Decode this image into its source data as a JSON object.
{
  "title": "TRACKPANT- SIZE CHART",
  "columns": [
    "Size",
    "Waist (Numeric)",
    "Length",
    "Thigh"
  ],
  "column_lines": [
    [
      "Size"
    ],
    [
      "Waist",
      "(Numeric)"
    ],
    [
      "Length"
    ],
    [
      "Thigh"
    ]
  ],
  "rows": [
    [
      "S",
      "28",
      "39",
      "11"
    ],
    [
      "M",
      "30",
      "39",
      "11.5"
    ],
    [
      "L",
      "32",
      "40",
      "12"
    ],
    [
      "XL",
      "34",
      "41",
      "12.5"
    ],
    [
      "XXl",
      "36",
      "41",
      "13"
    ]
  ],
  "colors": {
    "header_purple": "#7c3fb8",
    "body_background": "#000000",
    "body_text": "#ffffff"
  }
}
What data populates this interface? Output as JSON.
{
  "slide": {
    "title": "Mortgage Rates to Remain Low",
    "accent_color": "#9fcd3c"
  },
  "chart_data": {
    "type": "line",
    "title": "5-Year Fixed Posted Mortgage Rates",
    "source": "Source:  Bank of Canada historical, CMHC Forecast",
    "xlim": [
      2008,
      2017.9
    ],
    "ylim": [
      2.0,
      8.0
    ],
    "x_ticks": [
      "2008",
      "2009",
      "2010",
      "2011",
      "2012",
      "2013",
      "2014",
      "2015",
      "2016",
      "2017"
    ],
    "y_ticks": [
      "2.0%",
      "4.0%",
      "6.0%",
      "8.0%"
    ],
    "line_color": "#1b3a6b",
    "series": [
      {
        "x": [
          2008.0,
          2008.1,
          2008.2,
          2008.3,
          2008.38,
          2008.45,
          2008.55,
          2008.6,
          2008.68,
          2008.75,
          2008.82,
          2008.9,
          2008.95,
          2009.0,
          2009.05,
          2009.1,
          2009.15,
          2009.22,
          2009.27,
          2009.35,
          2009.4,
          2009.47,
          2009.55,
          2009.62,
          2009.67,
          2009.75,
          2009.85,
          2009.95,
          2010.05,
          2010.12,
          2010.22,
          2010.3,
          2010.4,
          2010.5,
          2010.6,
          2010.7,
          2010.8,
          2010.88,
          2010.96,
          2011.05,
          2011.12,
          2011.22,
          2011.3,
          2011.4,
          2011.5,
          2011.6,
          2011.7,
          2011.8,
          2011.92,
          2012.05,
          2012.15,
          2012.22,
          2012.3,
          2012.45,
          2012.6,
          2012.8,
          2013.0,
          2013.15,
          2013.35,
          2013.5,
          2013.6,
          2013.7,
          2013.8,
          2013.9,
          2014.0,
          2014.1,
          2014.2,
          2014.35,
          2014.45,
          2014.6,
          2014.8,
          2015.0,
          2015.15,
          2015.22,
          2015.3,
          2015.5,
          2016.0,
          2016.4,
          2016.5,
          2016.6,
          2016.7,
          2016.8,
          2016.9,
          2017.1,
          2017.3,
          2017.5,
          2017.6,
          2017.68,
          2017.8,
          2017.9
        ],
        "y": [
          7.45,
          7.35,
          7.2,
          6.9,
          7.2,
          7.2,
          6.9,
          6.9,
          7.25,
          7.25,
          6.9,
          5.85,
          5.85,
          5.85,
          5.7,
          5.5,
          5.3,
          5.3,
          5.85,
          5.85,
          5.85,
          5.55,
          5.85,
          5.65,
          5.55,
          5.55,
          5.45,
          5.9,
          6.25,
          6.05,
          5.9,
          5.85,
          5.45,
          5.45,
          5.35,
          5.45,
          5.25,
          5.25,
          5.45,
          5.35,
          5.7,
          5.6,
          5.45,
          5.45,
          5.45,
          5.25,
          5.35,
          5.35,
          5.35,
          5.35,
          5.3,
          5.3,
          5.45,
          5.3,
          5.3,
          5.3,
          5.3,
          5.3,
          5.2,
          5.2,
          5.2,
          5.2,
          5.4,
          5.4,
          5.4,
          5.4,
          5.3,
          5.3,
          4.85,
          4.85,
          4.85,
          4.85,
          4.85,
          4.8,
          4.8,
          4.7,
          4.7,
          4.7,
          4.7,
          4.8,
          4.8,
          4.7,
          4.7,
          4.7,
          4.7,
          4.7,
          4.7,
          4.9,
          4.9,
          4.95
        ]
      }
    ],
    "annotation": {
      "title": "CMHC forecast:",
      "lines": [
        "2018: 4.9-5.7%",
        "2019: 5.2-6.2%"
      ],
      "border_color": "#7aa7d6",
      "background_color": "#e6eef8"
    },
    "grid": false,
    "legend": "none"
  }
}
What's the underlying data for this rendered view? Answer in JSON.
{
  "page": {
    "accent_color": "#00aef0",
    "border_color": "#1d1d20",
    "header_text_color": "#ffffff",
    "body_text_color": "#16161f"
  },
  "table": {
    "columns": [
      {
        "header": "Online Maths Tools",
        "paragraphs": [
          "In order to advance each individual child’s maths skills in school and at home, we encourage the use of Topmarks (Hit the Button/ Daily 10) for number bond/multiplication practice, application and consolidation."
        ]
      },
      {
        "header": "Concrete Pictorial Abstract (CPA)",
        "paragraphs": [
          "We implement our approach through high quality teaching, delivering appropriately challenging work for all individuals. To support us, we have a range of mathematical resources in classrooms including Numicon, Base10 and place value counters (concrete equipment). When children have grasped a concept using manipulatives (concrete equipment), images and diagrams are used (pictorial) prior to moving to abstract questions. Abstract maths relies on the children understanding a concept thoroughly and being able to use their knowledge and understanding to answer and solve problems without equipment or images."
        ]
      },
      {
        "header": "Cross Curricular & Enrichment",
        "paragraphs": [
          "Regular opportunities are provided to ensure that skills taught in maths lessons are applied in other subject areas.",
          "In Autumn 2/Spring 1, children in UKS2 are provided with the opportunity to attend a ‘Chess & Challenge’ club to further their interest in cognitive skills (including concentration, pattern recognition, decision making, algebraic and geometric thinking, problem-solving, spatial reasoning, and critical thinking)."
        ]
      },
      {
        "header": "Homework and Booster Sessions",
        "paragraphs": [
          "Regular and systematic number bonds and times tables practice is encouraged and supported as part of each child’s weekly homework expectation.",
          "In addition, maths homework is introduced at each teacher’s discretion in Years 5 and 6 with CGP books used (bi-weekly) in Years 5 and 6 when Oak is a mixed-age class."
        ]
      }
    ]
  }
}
★ ★ ★
Directive: Copy all lines from the material that hold "title".

Output below:
  "title": "TRACKPANT- SIZE CHART",
    "title": "Mortgage Rates to Remain Low",
    "title": "5-Year Fixed Posted Mortgage Rates",
      "title": "CMHC forecast:",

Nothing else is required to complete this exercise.